▶ _DATA SUPPLIED_
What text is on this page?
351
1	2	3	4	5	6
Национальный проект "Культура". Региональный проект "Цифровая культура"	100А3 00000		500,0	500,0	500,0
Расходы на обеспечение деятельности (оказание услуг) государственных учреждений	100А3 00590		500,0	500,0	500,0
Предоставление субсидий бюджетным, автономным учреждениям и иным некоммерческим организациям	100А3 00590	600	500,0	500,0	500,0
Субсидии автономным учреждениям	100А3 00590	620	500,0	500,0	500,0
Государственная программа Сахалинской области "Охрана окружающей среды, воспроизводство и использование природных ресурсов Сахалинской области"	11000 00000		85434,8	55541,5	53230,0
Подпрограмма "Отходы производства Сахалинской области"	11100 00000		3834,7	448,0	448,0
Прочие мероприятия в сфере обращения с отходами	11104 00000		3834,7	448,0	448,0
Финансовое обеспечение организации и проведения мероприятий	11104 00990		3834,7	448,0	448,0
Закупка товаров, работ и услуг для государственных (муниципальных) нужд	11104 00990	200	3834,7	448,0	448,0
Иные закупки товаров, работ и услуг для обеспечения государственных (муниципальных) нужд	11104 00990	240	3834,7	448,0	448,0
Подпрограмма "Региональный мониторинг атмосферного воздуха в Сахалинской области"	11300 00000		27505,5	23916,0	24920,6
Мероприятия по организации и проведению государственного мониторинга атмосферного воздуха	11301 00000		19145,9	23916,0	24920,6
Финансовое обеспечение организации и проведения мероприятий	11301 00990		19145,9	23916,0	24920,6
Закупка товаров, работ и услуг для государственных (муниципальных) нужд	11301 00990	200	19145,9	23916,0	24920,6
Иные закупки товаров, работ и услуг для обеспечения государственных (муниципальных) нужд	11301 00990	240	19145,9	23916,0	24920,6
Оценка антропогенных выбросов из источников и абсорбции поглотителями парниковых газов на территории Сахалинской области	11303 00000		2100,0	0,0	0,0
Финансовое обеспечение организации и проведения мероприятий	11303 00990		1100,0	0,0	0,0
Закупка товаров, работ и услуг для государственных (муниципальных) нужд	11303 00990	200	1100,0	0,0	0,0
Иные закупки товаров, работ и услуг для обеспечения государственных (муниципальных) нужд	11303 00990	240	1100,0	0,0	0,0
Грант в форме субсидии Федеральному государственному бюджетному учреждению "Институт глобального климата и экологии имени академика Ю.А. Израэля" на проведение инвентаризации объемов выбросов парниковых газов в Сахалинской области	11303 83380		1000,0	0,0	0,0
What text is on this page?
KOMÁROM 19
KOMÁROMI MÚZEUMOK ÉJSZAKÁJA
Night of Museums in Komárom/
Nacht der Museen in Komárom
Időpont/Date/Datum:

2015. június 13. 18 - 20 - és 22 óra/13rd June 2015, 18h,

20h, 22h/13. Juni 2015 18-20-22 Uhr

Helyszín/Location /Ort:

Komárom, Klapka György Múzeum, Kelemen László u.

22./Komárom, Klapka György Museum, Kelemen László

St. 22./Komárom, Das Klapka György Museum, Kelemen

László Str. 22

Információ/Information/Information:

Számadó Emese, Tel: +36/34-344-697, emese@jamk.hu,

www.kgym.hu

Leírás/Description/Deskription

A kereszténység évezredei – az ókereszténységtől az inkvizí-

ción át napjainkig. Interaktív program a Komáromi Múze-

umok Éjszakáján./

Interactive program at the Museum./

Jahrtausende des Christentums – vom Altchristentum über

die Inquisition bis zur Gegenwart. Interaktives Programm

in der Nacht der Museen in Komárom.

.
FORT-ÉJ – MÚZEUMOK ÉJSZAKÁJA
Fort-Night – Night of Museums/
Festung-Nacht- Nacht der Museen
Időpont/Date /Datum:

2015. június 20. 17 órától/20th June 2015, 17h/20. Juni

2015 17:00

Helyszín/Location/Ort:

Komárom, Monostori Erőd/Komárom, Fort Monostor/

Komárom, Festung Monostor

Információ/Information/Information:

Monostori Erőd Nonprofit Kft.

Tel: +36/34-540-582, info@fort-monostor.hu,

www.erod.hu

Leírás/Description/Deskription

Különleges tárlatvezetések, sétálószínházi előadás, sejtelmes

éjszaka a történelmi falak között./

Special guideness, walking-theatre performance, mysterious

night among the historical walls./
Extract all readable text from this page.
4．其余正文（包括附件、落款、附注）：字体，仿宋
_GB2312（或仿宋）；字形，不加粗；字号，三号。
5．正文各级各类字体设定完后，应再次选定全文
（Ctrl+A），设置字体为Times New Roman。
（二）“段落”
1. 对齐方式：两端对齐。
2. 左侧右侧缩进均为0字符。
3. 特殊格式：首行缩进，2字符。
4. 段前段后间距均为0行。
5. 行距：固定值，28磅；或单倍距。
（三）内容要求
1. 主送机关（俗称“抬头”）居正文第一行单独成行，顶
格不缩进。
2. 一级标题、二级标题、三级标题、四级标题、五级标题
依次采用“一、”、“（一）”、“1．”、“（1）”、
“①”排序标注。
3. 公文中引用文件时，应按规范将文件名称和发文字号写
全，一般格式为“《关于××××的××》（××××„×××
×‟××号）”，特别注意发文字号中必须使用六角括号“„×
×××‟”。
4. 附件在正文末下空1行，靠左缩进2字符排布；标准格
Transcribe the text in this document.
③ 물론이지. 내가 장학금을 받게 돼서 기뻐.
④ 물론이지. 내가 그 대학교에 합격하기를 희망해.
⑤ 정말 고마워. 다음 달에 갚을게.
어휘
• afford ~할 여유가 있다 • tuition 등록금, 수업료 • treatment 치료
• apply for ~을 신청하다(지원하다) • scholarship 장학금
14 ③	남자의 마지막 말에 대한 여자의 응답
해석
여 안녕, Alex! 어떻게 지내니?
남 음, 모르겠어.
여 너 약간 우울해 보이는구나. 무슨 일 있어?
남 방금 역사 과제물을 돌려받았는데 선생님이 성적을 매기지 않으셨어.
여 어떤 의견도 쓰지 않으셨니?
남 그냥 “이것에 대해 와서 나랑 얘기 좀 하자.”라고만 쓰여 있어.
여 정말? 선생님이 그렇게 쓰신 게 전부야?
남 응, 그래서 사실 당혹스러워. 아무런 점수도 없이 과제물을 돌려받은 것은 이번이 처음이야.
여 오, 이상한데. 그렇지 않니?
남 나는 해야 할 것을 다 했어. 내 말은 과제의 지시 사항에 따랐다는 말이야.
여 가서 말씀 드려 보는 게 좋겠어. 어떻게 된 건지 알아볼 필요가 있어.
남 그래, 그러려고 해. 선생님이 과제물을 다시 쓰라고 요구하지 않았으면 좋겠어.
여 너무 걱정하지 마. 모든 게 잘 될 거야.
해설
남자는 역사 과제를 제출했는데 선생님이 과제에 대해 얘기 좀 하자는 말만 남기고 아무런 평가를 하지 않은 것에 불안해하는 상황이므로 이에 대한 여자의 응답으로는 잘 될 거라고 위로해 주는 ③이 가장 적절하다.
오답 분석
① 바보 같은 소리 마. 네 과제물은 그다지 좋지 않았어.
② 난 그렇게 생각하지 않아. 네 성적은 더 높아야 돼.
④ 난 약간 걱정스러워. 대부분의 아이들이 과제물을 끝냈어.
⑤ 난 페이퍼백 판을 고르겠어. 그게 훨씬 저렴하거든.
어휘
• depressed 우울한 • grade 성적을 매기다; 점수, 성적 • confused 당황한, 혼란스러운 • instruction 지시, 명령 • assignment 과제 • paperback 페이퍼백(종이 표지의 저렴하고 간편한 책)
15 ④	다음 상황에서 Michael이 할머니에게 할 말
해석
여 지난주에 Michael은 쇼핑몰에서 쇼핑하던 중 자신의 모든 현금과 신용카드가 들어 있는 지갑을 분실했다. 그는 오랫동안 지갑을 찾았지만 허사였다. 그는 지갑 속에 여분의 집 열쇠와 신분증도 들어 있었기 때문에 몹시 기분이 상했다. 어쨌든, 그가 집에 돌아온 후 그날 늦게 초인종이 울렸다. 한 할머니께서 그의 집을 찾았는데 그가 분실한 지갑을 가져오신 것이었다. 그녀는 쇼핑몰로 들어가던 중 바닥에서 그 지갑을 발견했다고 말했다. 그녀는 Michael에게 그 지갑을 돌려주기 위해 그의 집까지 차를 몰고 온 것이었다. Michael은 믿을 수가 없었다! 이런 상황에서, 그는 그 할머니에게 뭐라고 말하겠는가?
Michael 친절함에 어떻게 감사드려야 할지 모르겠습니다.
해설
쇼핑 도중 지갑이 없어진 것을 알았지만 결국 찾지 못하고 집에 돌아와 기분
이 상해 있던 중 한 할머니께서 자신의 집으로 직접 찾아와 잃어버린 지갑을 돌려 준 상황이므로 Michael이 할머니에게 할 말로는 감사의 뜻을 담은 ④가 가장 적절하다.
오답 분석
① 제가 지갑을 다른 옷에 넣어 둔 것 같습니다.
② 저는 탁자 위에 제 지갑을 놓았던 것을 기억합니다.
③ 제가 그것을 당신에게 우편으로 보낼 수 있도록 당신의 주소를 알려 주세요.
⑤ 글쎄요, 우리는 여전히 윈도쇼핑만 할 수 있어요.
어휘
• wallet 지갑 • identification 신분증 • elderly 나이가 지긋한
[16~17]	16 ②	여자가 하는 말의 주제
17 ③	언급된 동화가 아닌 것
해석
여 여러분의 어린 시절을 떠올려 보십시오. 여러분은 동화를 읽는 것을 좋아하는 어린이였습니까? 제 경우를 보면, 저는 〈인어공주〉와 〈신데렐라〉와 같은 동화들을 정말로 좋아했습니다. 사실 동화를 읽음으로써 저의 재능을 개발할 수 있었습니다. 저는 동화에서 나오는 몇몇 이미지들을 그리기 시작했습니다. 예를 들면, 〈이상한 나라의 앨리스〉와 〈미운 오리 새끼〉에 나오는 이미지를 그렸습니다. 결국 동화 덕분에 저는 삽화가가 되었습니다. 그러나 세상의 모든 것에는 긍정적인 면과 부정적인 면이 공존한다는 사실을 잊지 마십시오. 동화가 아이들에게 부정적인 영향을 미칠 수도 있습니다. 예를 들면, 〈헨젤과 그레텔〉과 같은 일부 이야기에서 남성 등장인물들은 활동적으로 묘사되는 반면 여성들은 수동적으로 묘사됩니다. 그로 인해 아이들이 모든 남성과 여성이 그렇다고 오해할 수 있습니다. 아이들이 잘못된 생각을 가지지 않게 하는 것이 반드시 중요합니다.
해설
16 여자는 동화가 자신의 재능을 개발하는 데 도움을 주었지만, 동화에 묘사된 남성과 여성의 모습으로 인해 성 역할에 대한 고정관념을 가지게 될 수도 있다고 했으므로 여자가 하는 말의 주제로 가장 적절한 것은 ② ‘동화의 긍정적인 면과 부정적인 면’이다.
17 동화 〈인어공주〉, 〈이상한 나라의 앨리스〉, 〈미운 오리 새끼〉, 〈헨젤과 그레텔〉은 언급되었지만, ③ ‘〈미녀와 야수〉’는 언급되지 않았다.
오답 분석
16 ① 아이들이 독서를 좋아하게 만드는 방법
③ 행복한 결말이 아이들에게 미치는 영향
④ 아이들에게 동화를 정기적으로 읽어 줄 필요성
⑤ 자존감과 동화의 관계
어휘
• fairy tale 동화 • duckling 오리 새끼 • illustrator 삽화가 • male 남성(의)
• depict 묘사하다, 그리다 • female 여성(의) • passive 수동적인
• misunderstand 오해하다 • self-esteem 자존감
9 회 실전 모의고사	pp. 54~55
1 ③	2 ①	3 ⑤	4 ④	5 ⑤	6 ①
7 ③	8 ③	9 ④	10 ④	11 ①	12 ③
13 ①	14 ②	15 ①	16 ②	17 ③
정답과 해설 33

▶ _PROBLEM_
Pull out each line containing the word "выбросов" and copy it.

▶ _OUTPUT FOR THIS EXERCISE_
Оценка антропогенных выбросов из источников и абсорбции поглотителями парниковых газов на территории Сахалинской области	11303 00000		2100,0	0,0	0,0
Грант в форме субсидии Федеральному государственному бюджетному учреждению "Институт глобального климата и экологии имени академика Ю.А. Израэля" на проведение инвентаризации объемов выбросов парниковых газов в Сахалинской области	11303 83380		1000,0	0,0	0,0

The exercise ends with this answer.